══ RECORDS

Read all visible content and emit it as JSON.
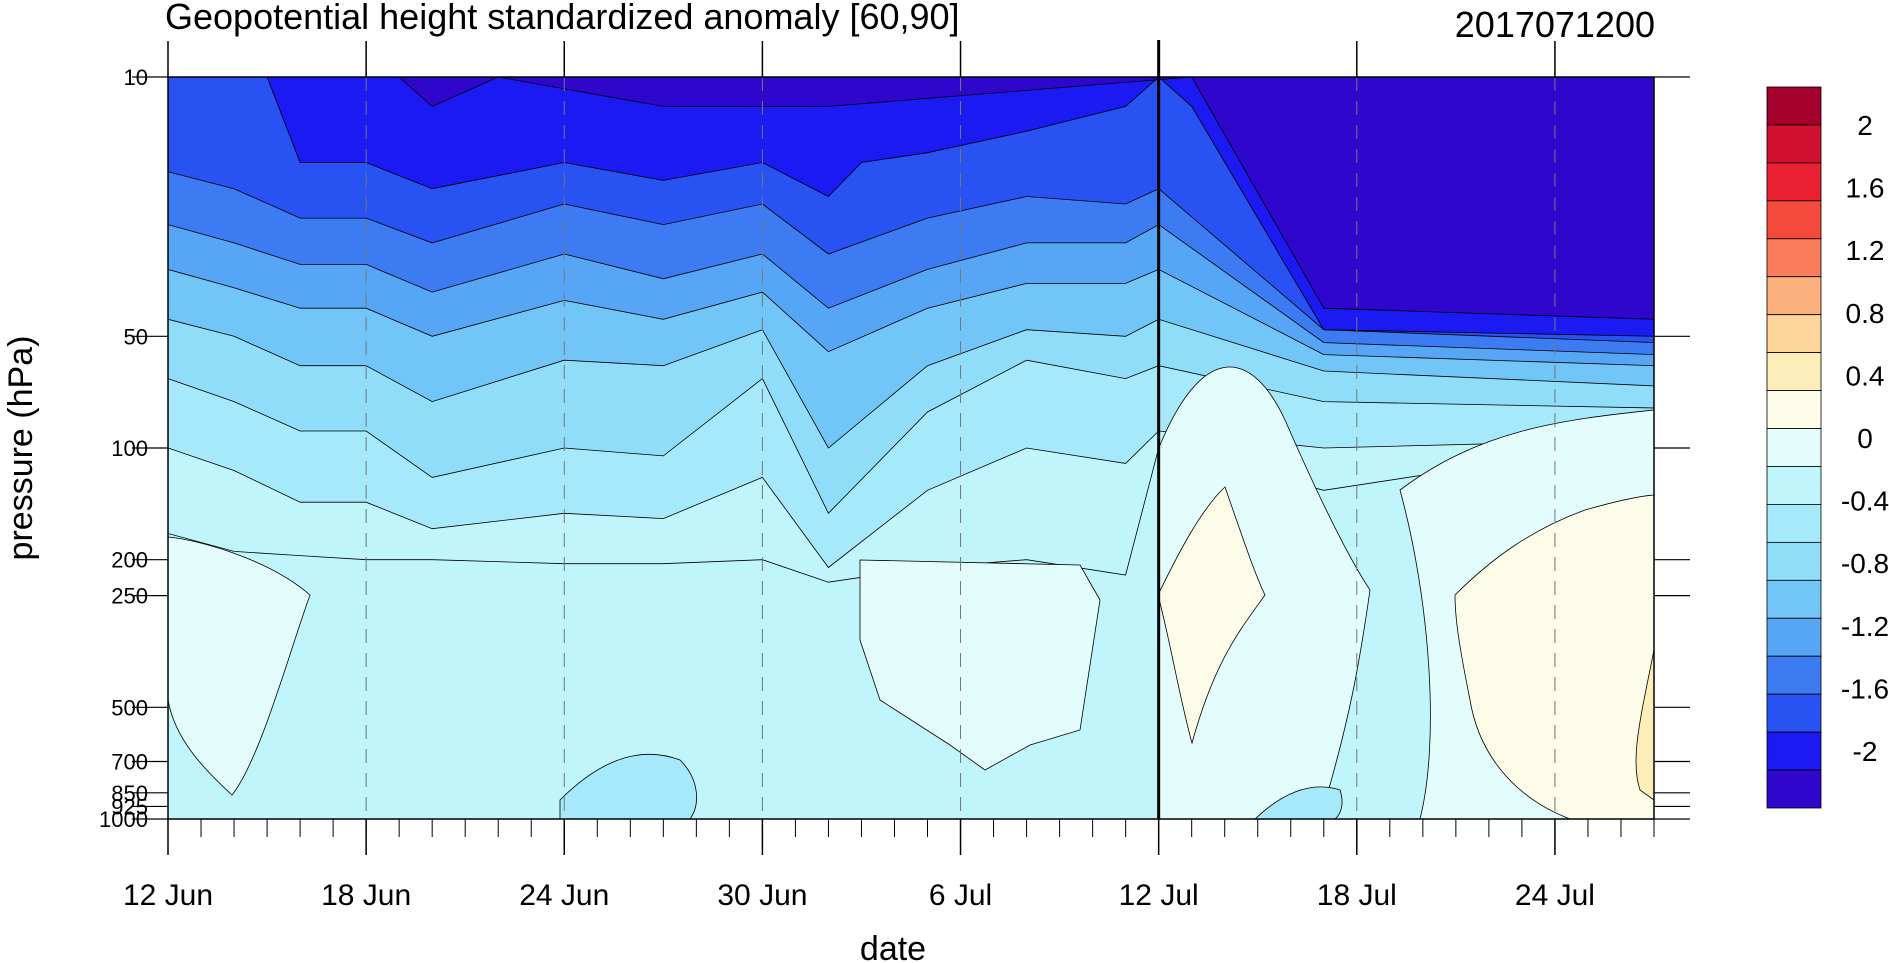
{
  "chart_data": {
    "type": "heatmap",
    "title": "Geopotential height standardized anomaly [60,90]",
    "date_stamp": "2017071200",
    "xlabel": "date",
    "ylabel": "pressure (hPa)",
    "x_start": "2017-06-12",
    "x_end": "2017-07-27",
    "x_ticks": [
      {
        "date": "2017-06-12",
        "label": "12 Jun"
      },
      {
        "date": "2017-06-18",
        "label": "18 Jun"
      },
      {
        "date": "2017-06-24",
        "label": "24 Jun"
      },
      {
        "date": "2017-06-30",
        "label": "30 Jun"
      },
      {
        "date": "2017-07-06",
        "label": "6 Jul"
      },
      {
        "date": "2017-07-12",
        "label": "12 Jul"
      },
      {
        "date": "2017-07-18",
        "label": "18 Jul"
      },
      {
        "date": "2017-07-24",
        "label": "24 Jul"
      }
    ],
    "y_scale": "log",
    "y_reversed": true,
    "ylim": [
      1000,
      10
    ],
    "y_ticks": [
      10,
      50,
      100,
      200,
      250,
      500,
      700,
      850,
      925,
      1000
    ],
    "marker_line_date": "2017-07-12",
    "colorbar": {
      "colors": [
        "#2e06cc",
        "#1b1af2",
        "#2852f2",
        "#3d7bf2",
        "#56a6f5",
        "#72c6f7",
        "#8fddf8",
        "#a5e9fa",
        "#bff5fb",
        "#e3fcfc",
        "#fdfce8",
        "#fdedb8",
        "#fdd59a",
        "#fcb07c",
        "#f97d5a",
        "#f44a3d",
        "#e82032",
        "#d11030",
        "#a4002e"
      ],
      "labels": [
        "-2",
        "-1.6",
        "-1.2",
        "-0.8",
        "-0.4",
        "0",
        "0.4",
        "0.8",
        "1.2",
        "1.6",
        "2"
      ]
    },
    "contour_bands": [
      {
        "value_range": "< -2",
        "color": "#2e06cc",
        "boundary_dates": [
          "2017-06-17",
          "2017-06-19",
          "2017-06-20",
          "2017-06-22",
          "2017-06-27",
          "2017-07-02",
          "2017-07-13",
          "2017-07-17",
          "2017-07-27"
        ],
        "boundary_hpa": [
          10,
          10,
          12,
          10,
          12,
          12,
          10,
          42,
          45
        ]
      },
      {
        "value_range": "-2 to -1.8",
        "color": "#1b1af2",
        "boundary_dates": [
          "2017-06-12",
          "2017-06-15",
          "2017-06-16",
          "2017-06-18",
          "2017-06-20",
          "2017-06-24",
          "2017-06-27",
          "2017-06-30",
          "2017-07-02",
          "2017-07-03",
          "2017-07-05",
          "2017-07-08",
          "2017-07-11",
          "2017-07-12",
          "2017-07-13",
          "2017-07-17",
          "2017-07-27"
        ],
        "boundary_hpa": [
          10,
          10,
          17,
          17,
          20,
          17,
          19,
          17,
          21,
          17,
          16,
          14,
          12,
          10,
          12,
          48,
          50
        ]
      },
      {
        "value_range": "-1.8 to -1.6",
        "color": "#2852f2",
        "boundary_dates": [
          "2017-06-12",
          "2017-06-14",
          "2017-06-16",
          "2017-06-18",
          "2017-06-20",
          "2017-06-24",
          "2017-06-27",
          "2017-06-30",
          "2017-07-02",
          "2017-07-05",
          "2017-07-08",
          "2017-07-11",
          "2017-07-12",
          "2017-07-17",
          "2017-07-27"
        ],
        "boundary_hpa": [
          18,
          20,
          24,
          24,
          28,
          22,
          25,
          22,
          30,
          24,
          21,
          22,
          20,
          48,
          52
        ]
      },
      {
        "value_range": "-1.6 to -1.4",
        "color": "#3d7bf2",
        "boundary_dates": [
          "2017-06-12",
          "2017-06-14",
          "2017-06-16",
          "2017-06-18",
          "2017-06-20",
          "2017-06-24",
          "2017-06-27",
          "2017-06-30",
          "2017-07-02",
          "2017-07-05",
          "2017-07-08",
          "2017-07-11",
          "2017-07-12",
          "2017-07-17",
          "2017-07-27"
        ],
        "boundary_hpa": [
          25,
          28,
          32,
          32,
          38,
          30,
          35,
          30,
          42,
          33,
          28,
          28,
          25,
          52,
          56
        ]
      },
      {
        "value_range": "-1.4 to -1.2",
        "color": "#56a6f5",
        "boundary_dates": [
          "2017-06-12",
          "2017-06-14",
          "2017-06-16",
          "2017-06-18",
          "2017-06-20",
          "2017-06-24",
          "2017-06-27",
          "2017-06-30",
          "2017-07-02",
          "2017-07-05",
          "2017-07-08",
          "2017-07-11",
          "2017-07-12",
          "2017-07-17",
          "2017-07-27"
        ],
        "boundary_hpa": [
          33,
          37,
          42,
          42,
          50,
          40,
          45,
          38,
          55,
          42,
          36,
          36,
          33,
          56,
          60
        ]
      },
      {
        "value_range": "-1.2 to -1.0",
        "color": "#72c6f7",
        "boundary_dates": [
          "2017-06-12",
          "2017-06-14",
          "2017-06-16",
          "2017-06-18",
          "2017-06-20",
          "2017-06-24",
          "2017-06-27",
          "2017-06-30",
          "2017-07-02",
          "2017-07-05",
          "2017-07-08",
          "2017-07-11",
          "2017-07-12",
          "2017-07-17",
          "2017-07-27"
        ],
        "boundary_hpa": [
          45,
          50,
          60,
          60,
          75,
          58,
          60,
          48,
          100,
          60,
          48,
          50,
          45,
          62,
          68
        ]
      },
      {
        "value_range": "-1.0 to -0.8",
        "color": "#8fddf8",
        "boundary_dates": [
          "2017-06-12",
          "2017-06-14",
          "2017-06-16",
          "2017-06-18",
          "2017-06-20",
          "2017-06-24",
          "2017-06-27",
          "2017-06-30",
          "2017-07-02",
          "2017-07-05",
          "2017-07-08",
          "2017-07-11",
          "2017-07-12",
          "2017-07-17",
          "2017-07-27"
        ],
        "boundary_hpa": [
          65,
          75,
          90,
          90,
          120,
          100,
          105,
          65,
          150,
          80,
          58,
          65,
          60,
          75,
          78
        ]
      },
      {
        "value_range": "-0.8 to -0.6",
        "color": "#a5e9fa",
        "boundary_dates": [
          "2017-06-12",
          "2017-06-14",
          "2017-06-16",
          "2017-06-18",
          "2017-06-20",
          "2017-06-24",
          "2017-06-27",
          "2017-06-30",
          "2017-07-02",
          "2017-07-05",
          "2017-07-08",
          "2017-07-11",
          "2017-07-12",
          "2017-07-17",
          "2017-07-27"
        ],
        "boundary_hpa": [
          100,
          115,
          140,
          140,
          165,
          150,
          155,
          120,
          210,
          130,
          100,
          110,
          90,
          100,
          95
        ]
      },
      {
        "value_range": "-0.6 to -0.4",
        "color": "#bff5fb",
        "boundary_dates": [
          "2017-06-12",
          "2017-06-14",
          "2017-06-16",
          "2017-06-18",
          "2017-06-20",
          "2017-06-24",
          "2017-06-27",
          "2017-06-30",
          "2017-07-02",
          "2017-07-05",
          "2017-07-08",
          "2017-07-11",
          "2017-07-12",
          "2017-07-17",
          "2017-07-27"
        ],
        "boundary_hpa": [
          170,
          190,
          195,
          200,
          200,
          205,
          205,
          200,
          230,
          210,
          200,
          220,
          100,
          130,
          95
        ]
      },
      {
        "value_range": "-0.4 to -0.2",
        "color": "#e3fcfc",
        "region": "lower troposphere patches"
      },
      {
        "value_range": "0 to 0.4",
        "color": "#fdfce8",
        "region": "12 Jul - 15 Jul, 140-650 hPa; 21 Jul - 27 Jul, 130-1000 hPa"
      }
    ]
  }
}
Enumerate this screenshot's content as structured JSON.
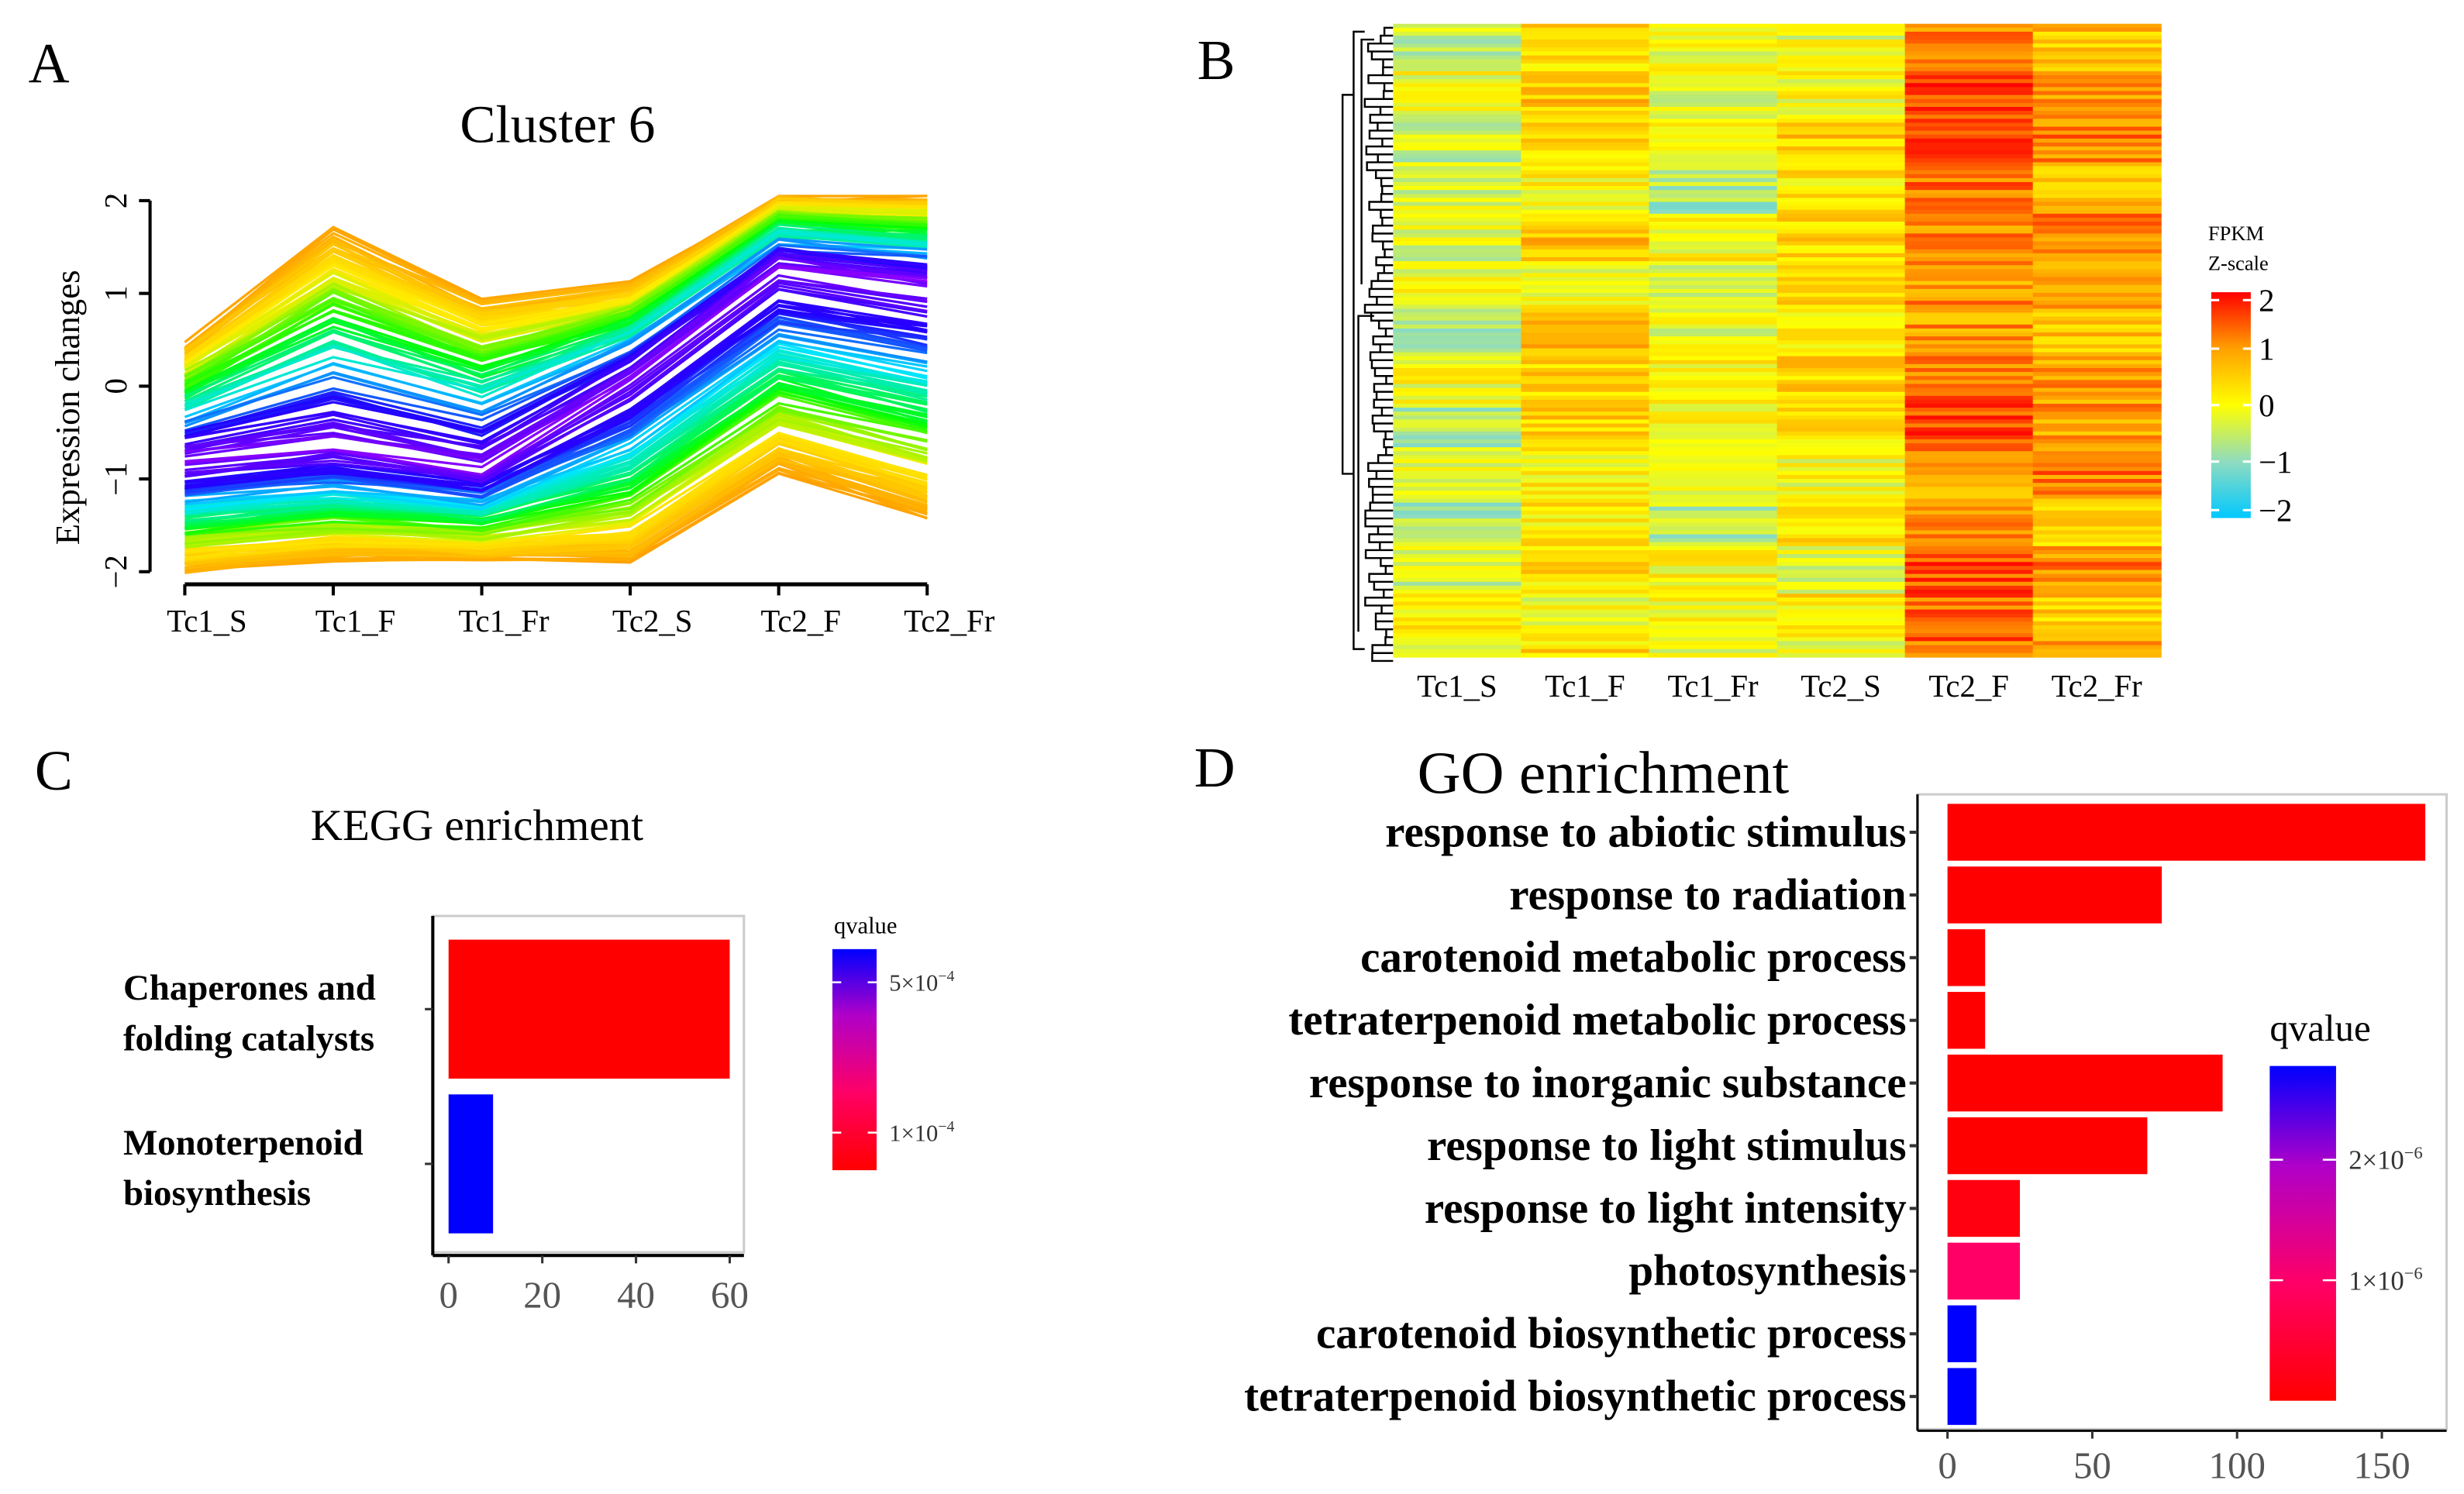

════

▸ **SHORT PROBLEM**: Extract from the material all lines containing the string "JSON".

▸ **EXERCISE OUTPUT**:
Read all visible content and emit it as JSON.
Enumerate this screenshot's content as structured JSON.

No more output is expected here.